DATA PROVIDED:
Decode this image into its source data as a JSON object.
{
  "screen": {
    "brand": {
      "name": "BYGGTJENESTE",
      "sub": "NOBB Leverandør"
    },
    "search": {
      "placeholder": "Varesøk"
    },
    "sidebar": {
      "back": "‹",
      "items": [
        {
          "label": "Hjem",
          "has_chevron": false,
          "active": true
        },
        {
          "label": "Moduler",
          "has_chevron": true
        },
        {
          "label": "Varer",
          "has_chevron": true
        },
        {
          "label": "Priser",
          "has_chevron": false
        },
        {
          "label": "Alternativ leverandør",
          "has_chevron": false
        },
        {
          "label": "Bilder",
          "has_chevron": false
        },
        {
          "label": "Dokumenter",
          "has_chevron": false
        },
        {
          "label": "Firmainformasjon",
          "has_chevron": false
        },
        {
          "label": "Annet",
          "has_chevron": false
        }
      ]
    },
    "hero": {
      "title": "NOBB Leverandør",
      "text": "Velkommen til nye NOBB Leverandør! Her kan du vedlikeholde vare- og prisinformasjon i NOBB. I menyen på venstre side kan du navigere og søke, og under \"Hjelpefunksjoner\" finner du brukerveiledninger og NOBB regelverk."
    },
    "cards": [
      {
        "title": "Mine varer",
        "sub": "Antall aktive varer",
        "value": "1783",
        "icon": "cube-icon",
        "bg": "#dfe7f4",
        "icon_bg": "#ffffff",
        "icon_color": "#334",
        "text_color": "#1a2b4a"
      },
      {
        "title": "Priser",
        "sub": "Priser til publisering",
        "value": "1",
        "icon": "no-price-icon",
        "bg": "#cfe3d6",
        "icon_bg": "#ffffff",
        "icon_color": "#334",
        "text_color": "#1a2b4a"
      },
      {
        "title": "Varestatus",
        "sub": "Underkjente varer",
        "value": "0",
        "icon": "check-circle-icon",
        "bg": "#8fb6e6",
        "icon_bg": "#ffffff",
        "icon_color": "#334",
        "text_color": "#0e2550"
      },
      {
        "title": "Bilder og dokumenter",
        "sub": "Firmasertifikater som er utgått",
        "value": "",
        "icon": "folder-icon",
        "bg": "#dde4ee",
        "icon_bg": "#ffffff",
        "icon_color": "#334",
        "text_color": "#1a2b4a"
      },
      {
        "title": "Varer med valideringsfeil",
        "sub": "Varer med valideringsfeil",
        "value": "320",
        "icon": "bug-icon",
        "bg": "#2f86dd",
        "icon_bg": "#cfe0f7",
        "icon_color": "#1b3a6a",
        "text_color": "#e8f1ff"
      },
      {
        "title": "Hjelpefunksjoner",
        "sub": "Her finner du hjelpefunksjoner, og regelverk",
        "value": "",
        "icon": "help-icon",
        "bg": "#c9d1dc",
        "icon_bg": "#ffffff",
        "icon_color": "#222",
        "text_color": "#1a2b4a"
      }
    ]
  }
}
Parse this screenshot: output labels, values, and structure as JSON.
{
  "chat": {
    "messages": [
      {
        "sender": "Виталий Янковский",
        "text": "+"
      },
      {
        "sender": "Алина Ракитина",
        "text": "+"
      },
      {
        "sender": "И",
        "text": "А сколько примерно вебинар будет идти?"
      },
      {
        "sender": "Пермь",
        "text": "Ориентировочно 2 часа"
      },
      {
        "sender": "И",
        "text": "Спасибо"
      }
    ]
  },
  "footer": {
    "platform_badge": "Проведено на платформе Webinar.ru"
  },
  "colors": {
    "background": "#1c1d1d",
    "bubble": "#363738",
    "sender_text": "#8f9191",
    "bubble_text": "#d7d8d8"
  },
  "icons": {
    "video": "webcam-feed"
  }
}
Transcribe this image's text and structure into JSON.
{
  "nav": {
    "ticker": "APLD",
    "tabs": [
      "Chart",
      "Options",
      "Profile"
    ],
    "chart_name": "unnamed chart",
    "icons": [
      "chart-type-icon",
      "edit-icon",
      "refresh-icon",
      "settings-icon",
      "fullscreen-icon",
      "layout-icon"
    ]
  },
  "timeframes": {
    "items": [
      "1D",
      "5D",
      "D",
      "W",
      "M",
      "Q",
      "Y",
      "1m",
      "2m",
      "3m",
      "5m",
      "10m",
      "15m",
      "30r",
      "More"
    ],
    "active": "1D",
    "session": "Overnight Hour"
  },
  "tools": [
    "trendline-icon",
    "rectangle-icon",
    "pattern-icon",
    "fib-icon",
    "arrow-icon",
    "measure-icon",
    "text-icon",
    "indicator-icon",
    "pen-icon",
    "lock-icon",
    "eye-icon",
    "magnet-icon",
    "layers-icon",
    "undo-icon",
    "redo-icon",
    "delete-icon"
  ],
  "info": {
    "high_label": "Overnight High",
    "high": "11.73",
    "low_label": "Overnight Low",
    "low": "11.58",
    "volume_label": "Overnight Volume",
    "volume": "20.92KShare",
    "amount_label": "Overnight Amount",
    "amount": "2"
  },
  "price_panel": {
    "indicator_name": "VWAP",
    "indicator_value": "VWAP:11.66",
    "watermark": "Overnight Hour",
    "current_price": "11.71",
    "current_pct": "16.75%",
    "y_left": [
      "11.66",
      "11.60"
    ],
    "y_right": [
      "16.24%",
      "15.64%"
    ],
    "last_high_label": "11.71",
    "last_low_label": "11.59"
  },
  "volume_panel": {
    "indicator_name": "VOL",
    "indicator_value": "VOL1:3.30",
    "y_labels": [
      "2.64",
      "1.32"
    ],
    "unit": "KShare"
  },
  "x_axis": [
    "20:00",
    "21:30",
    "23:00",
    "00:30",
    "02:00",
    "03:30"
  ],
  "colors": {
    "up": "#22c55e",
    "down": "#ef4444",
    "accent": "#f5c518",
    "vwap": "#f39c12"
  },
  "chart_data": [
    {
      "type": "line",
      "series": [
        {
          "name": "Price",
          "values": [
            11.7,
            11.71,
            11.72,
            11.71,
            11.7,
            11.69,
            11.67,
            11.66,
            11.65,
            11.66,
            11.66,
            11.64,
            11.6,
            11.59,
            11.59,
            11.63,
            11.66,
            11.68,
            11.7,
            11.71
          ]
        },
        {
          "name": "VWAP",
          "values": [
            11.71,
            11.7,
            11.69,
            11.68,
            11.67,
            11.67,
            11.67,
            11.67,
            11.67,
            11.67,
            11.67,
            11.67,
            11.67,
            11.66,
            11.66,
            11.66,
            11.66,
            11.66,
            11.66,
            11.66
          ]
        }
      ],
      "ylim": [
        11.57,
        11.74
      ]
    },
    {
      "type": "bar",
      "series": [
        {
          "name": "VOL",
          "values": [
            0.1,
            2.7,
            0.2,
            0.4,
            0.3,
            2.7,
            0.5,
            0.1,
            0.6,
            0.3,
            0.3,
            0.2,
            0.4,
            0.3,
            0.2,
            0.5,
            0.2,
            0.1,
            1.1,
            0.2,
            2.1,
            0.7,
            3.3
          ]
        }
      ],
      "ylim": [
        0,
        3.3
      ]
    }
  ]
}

AIM OF THE TASK:
In the records above, find each line that holds the word "regelverk"; copy all such lines.

TASK RESPONSE:
      "text": "Velkommen til nye NOBB Leverandør! Her kan du vedlikeholde vare- og prisinformasjon i NOBB. I menyen på venstre side kan du navigere og søke, og under \"Hjelpefunksjoner\" finner du brukerveiledninger og NOBB regelverk."
        "sub": "Her finner du hjelpefunksjoner, og regelverk",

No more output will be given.